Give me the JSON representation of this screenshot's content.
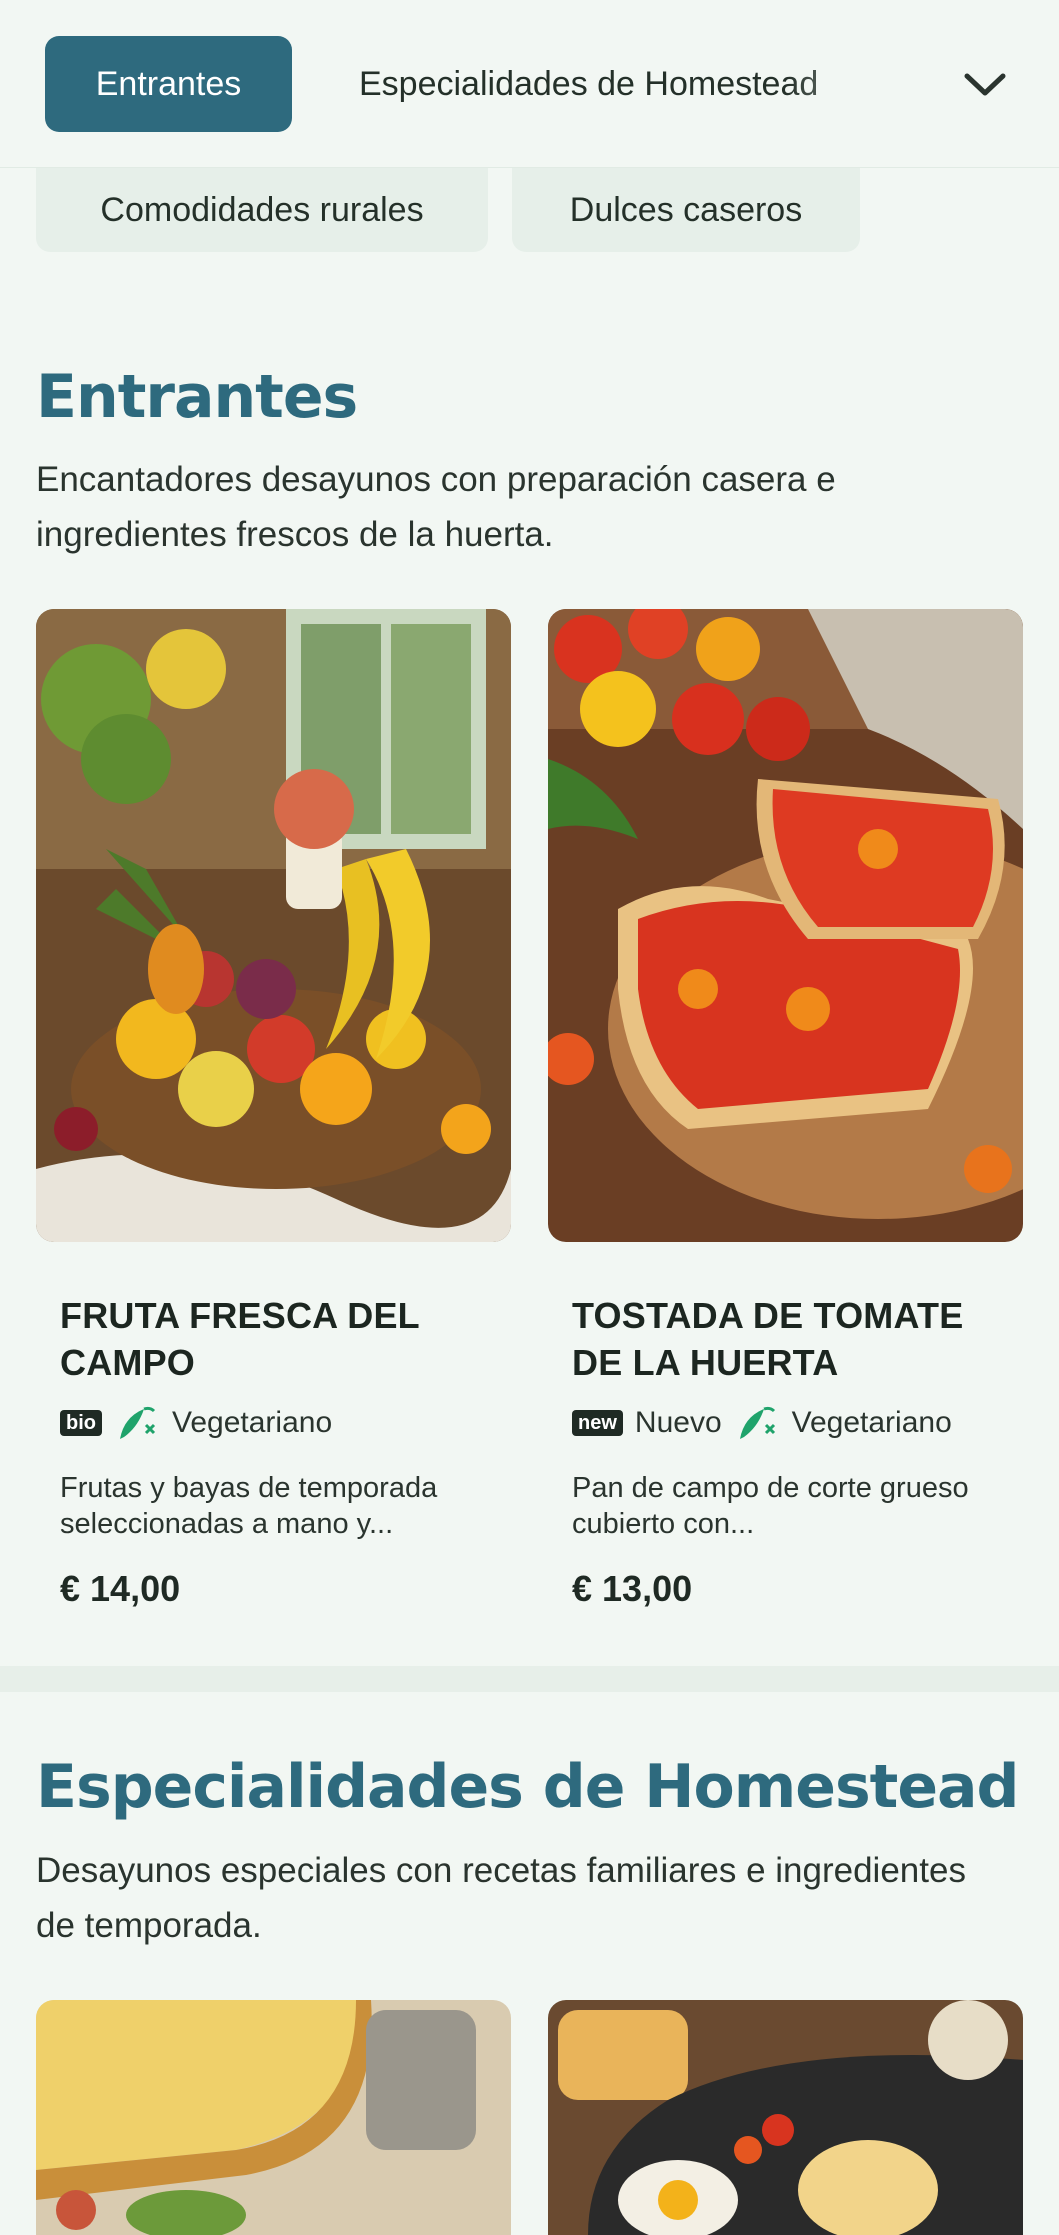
{
  "categories": {
    "active": "Entrantes",
    "second": "Especialidades de Homestead",
    "row2": [
      "Comodidades rurales",
      "Dulces caseros"
    ]
  },
  "sections": [
    {
      "title": "Entrantes",
      "description": "Encantadores desayunos con preparación casera e ingredientes frescos de la huerta.",
      "items": [
        {
          "name": "FRUTA FRESCA DEL CAMPO",
          "badge": "bio",
          "tag": "Vegetariano",
          "description": "Frutas y bayas de temporada seleccionadas a mano y...",
          "price": "€ 14,00"
        },
        {
          "name": "TOSTADA DE TOMATE DE LA HUERTA",
          "badge": "new",
          "badge_label": "Nuevo",
          "tag": "Vegetariano",
          "description": "Pan de campo de corte grueso cubierto con...",
          "price": "€ 13,00"
        }
      ]
    },
    {
      "title": "Especialidades de Homestead",
      "description": "Desayunos especiales con recetas familiares e ingredientes de temporada."
    }
  ],
  "colors": {
    "accent": "#2e6a7e",
    "background": "#f2f7f3",
    "tag_green": "#1fa36b"
  }
}
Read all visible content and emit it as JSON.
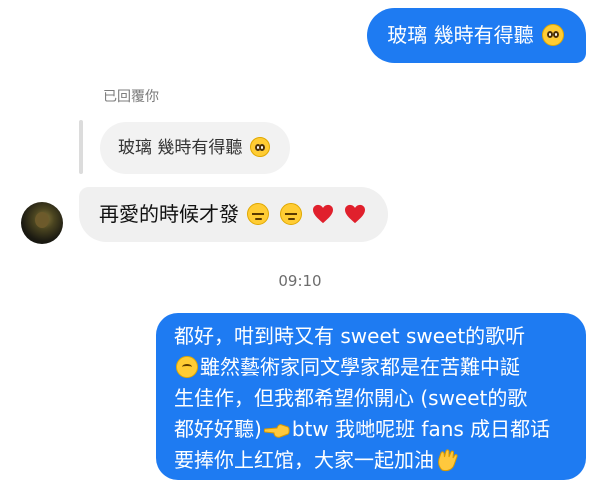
{
  "outgoing_message_1": {
    "text": "玻璃 幾時有得聽",
    "emoji": "pleading-face-icon"
  },
  "reply": {
    "label": "已回覆你",
    "quoted_text": "玻璃 幾時有得聽",
    "quoted_emoji": "pleading-face-icon"
  },
  "incoming_message_1": {
    "text": "再愛的時候才發",
    "emojis": [
      "pensive-face-icon",
      "pensive-face-icon",
      "red-heart-icon",
      "red-heart-icon"
    ]
  },
  "timestamp": "09:10",
  "outgoing_message_2": {
    "line_1": "都好，咁到時又有 sweet sweet的歌听",
    "line_2": "雖然藝術家同文學家都是在苦難中誕",
    "line_3": "生佳作，但我都希望你開心 (sweet的歌",
    "line_4a": "都好好聽)",
    "line_4b": "btw 我哋呢班 fans 成日都话",
    "line_5": "要捧你上红馆，大家一起加油",
    "emojis": [
      "thinking-face-icon",
      "pointing-hand-icon",
      "clapping-hands-icon"
    ]
  },
  "colors": {
    "outgoing_bubble": "#1e7bf2",
    "incoming_bubble": "#f0f0f0",
    "background": "#ffffff"
  }
}
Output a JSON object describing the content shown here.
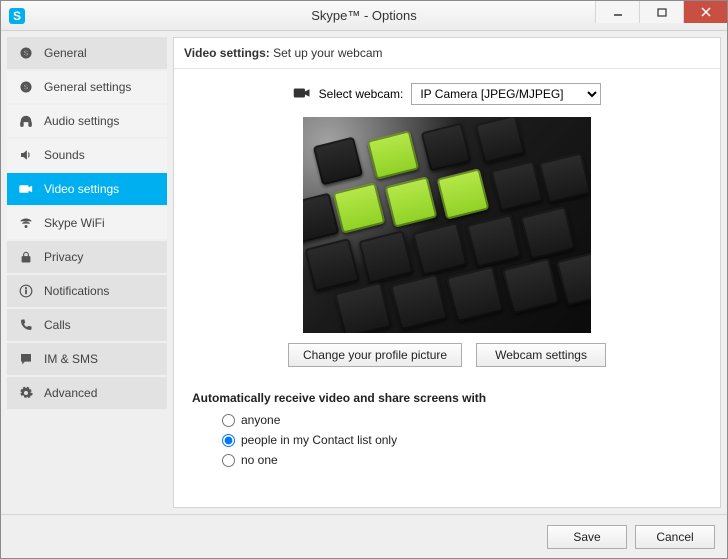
{
  "window": {
    "title": "Skype™ - Options",
    "app_icon_letter": "S"
  },
  "sidebar": {
    "items": [
      {
        "label": "General",
        "icon": "skype",
        "header": true
      },
      {
        "label": "General settings",
        "icon": "skype"
      },
      {
        "label": "Audio settings",
        "icon": "headphones"
      },
      {
        "label": "Sounds",
        "icon": "speaker"
      },
      {
        "label": "Video settings",
        "icon": "camera",
        "active": true
      },
      {
        "label": "Skype WiFi",
        "icon": "wifi"
      },
      {
        "label": "Privacy",
        "icon": "lock",
        "header": true
      },
      {
        "label": "Notifications",
        "icon": "info",
        "header": true
      },
      {
        "label": "Calls",
        "icon": "phone",
        "header": true
      },
      {
        "label": "IM & SMS",
        "icon": "chat",
        "header": true
      },
      {
        "label": "Advanced",
        "icon": "gear",
        "header": true
      }
    ]
  },
  "content": {
    "header_strong": "Video settings:",
    "header_rest": " Set up your webcam",
    "select_label": "Select webcam:",
    "select_value": "IP Camera [JPEG/MJPEG]",
    "change_picture_btn": "Change your profile picture",
    "webcam_settings_btn": "Webcam settings",
    "auto_receive_title": "Automatically receive video and share screens with",
    "radios": {
      "anyone": "anyone",
      "contacts": "people in my Contact list only",
      "noone": "no one",
      "selected": "contacts"
    }
  },
  "footer": {
    "save": "Save",
    "cancel": "Cancel"
  }
}
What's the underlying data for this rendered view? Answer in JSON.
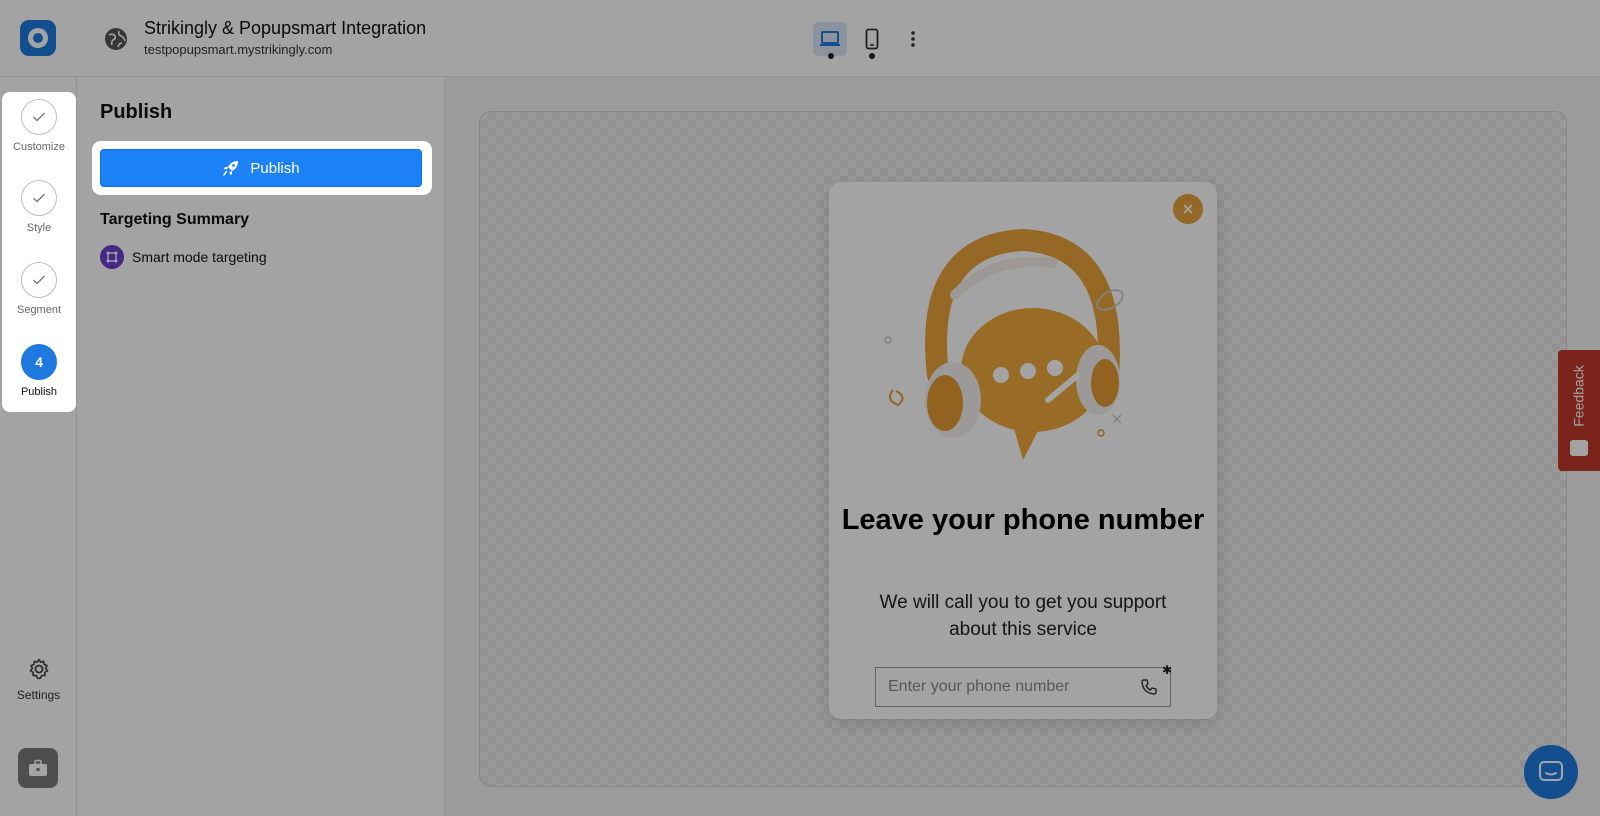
-.-.-
**AIM OF THE EXERCISE:** Write out the material above once more, exactly as it reads, with no pictures.

**RIGHT ANSWER:**
Give me the JSON representation of this screenshot's content.
{
  "categories": {
    "active": "Entrantes",
    "second": "Especialidades de Homestead",
    "row2": [
      "Comodidades rurales",
      "Dulces caseros"
    ]
  },
  "sections": [
    {
      "title": "Entrantes",
      "description": "Encantadores desayunos con preparación casera e ingredientes frescos de la huerta.",
      "items": [
        {
          "name": "FRUTA FRESCA DEL CAMPO",
          "badge": "bio",
          "tag": "Vegetariano",
          "description": "Frutas y bayas de temporada seleccionadas a mano y...",
          "price": "€ 14,00"
        },
        {
          "name": "TOSTADA DE TOMATE DE LA HUERTA",
          "badge": "new",
          "badge_label": "Nuevo",
          "tag": "Vegetariano",
          "description": "Pan de campo de corte grueso cubierto con...",
          "price": "€ 13,00"
        }
      ]
    },
    {
      "title": "Especialidades de Homestead",
      "description": "Desayunos especiales con recetas familiares e ingredientes de temporada."
    }
  ],
  "colors": {
    "accent": "#2e6a7e",
    "background": "#f2f7f3",
    "tag_green": "#1fa36b"
  }
}
Read all visible content and emit it as JSON.
{
  "outgoing_message_1": {
    "text": "玻璃 幾時有得聽",
    "emoji": "pleading-face-icon"
  },
  "reply": {
    "label": "已回覆你",
    "quoted_text": "玻璃 幾時有得聽",
    "quoted_emoji": "pleading-face-icon"
  },
  "incoming_message_1": {
    "text": "再愛的時候才發",
    "emojis": [
      "pensive-face-icon",
      "pensive-face-icon",
      "red-heart-icon",
      "red-heart-icon"
    ]
  },
  "timestamp": "09:10",
  "outgoing_message_2": {
    "line_1": "都好，咁到時又有 sweet sweet的歌听",
    "line_2": "雖然藝術家同文學家都是在苦難中誕",
    "line_3": "生佳作，但我都希望你開心 (sweet的歌",
    "line_4a": "都好好聽)",
    "line_4b": "btw 我哋呢班 fans 成日都话",
    "line_5": "要捧你上红馆，大家一起加油",
    "emojis": [
      "thinking-face-icon",
      "pointing-hand-icon",
      "clapping-hands-icon"
    ]
  },
  "colors": {
    "outgoing_bubble": "#1e7bf2",
    "incoming_bubble": "#f0f0f0",
    "background": "#ffffff"
  }
}
Output a JSON object describing the content shown here.
{
  "window": {
    "title": "Skype™ - Options",
    "app_icon_letter": "S"
  },
  "sidebar": {
    "items": [
      {
        "label": "General",
        "icon": "skype",
        "header": true
      },
      {
        "label": "General settings",
        "icon": "skype"
      },
      {
        "label": "Audio settings",
        "icon": "headphones"
      },
      {
        "label": "Sounds",
        "icon": "speaker"
      },
      {
        "label": "Video settings",
        "icon": "camera",
        "active": true
      },
      {
        "label": "Skype WiFi",
        "icon": "wifi"
      },
      {
        "label": "Privacy",
        "icon": "lock",
        "header": true
      },
      {
        "label": "Notifications",
        "icon": "info",
        "header": true
      },
      {
        "label": "Calls",
        "icon": "phone",
        "header": true
      },
      {
        "label": "IM & SMS",
        "icon": "chat",
        "header": true
      },
      {
        "label": "Advanced",
        "icon": "gear",
        "header": true
      }
    ]
  },
  "content": {
    "header_strong": "Video settings:",
    "header_rest": " Set up your webcam",
    "select_label": "Select webcam:",
    "select_value": "IP Camera [JPEG/MJPEG]",
    "change_picture_btn": "Change your profile picture",
    "webcam_settings_btn": "Webcam settings",
    "auto_receive_title": "Automatically receive video and share screens with",
    "radios": {
      "anyone": "anyone",
      "contacts": "people in my Contact list only",
      "noone": "no one",
      "selected": "contacts"
    }
  },
  "footer": {
    "save": "Save",
    "cancel": "Cancel"
  }
}
What's the underlying data for this rendered view? Answer in JSON.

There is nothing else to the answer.